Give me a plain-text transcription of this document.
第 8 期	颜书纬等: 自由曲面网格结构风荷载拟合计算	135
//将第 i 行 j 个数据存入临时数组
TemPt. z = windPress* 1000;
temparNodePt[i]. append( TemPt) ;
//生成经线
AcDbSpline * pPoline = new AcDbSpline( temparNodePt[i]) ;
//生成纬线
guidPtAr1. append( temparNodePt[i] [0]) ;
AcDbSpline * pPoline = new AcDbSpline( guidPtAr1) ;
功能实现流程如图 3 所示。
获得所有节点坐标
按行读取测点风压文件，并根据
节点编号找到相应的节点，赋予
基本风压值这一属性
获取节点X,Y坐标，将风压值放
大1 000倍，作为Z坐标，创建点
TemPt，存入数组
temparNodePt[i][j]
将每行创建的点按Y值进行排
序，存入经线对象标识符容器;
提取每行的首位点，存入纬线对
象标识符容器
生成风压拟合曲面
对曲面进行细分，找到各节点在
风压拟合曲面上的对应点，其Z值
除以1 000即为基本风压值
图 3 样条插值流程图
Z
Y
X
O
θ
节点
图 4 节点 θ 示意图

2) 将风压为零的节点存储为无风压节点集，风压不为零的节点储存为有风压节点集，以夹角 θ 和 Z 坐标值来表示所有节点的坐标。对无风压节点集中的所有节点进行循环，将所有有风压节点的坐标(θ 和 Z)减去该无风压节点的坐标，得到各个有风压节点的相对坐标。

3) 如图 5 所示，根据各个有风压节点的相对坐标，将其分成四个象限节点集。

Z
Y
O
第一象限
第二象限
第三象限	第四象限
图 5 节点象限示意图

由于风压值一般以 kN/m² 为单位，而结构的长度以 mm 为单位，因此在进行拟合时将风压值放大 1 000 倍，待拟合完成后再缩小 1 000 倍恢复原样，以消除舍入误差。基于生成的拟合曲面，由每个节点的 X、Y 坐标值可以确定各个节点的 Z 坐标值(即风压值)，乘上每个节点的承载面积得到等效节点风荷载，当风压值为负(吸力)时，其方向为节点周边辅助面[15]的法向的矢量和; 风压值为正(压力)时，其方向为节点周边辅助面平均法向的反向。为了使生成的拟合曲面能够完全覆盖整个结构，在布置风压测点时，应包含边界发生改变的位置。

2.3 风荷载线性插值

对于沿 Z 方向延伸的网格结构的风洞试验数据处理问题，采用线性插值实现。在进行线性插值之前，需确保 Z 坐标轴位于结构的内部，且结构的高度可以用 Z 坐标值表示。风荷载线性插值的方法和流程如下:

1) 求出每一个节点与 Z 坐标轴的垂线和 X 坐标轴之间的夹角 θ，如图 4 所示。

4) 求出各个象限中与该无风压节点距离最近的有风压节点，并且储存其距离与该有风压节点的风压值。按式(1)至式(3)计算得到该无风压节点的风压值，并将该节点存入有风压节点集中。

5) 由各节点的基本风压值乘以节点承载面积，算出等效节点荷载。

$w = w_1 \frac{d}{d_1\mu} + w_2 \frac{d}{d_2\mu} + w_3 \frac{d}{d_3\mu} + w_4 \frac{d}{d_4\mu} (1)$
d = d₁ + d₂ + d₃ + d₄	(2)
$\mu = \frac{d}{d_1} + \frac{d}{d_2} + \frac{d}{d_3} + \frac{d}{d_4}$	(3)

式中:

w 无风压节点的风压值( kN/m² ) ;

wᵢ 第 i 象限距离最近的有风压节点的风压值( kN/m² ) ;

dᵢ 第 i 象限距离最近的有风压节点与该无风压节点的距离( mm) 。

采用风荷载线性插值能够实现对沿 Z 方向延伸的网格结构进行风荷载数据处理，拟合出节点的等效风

Given exercise: How many lines of the data hold the string "temparNodePt"? Reply with the number alone.

Result for this task: 4